What is asked:
Transcribe the listing word for word.
[start Available records]
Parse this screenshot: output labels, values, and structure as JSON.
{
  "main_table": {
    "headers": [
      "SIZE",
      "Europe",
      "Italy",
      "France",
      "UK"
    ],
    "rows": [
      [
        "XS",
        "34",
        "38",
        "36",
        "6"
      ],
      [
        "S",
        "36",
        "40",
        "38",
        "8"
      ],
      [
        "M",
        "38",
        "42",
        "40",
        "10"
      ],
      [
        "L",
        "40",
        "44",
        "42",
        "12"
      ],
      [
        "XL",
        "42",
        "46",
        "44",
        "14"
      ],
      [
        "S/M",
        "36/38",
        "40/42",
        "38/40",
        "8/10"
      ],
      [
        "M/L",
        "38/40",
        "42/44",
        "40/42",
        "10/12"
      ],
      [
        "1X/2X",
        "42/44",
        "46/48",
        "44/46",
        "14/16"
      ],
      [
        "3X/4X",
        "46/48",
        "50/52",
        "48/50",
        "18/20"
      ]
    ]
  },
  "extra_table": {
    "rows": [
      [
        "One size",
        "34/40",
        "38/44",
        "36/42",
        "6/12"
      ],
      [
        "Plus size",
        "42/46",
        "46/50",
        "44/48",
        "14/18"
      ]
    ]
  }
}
[end Available records]
Answer:
Parse this screenshot: output labels, values, and structure as JSON.
{
  "main_table": {
    "headers": [
      "SIZE",
      "Europe",
      "Italy",
      "France",
      "UK"
    ],
    "rows": [
      [
        "XS",
        "34",
        "38",
        "36",
        "6"
      ],
      [
        "S",
        "36",
        "40",
        "38",
        "8"
      ],
      [
        "M",
        "38",
        "42",
        "40",
        "10"
      ],
      [
        "L",
        "40",
        "44",
        "42",
        "12"
      ],
      [
        "XL",
        "42",
        "46",
        "44",
        "14"
      ],
      [
        "S/M",
        "36/38",
        "40/42",
        "38/40",
        "8/10"
      ],
      [
        "M/L",
        "38/40",
        "42/44",
        "40/42",
        "10/12"
      ],
      [
        "1X/2X",
        "42/44",
        "46/48",
        "44/46",
        "14/16"
      ],
      [
        "3X/4X",
        "46/48",
        "50/52",
        "48/50",
        "18/20"
      ]
    ]
  },
  "extra_table": {
    "rows": [
      [
        "One size",
        "34/40",
        "38/44",
        "36/42",
        "6/12"
      ],
      [
        "Plus size",
        "42/46",
        "46/50",
        "44/48",
        "14/18"
      ]
    ]
  }
}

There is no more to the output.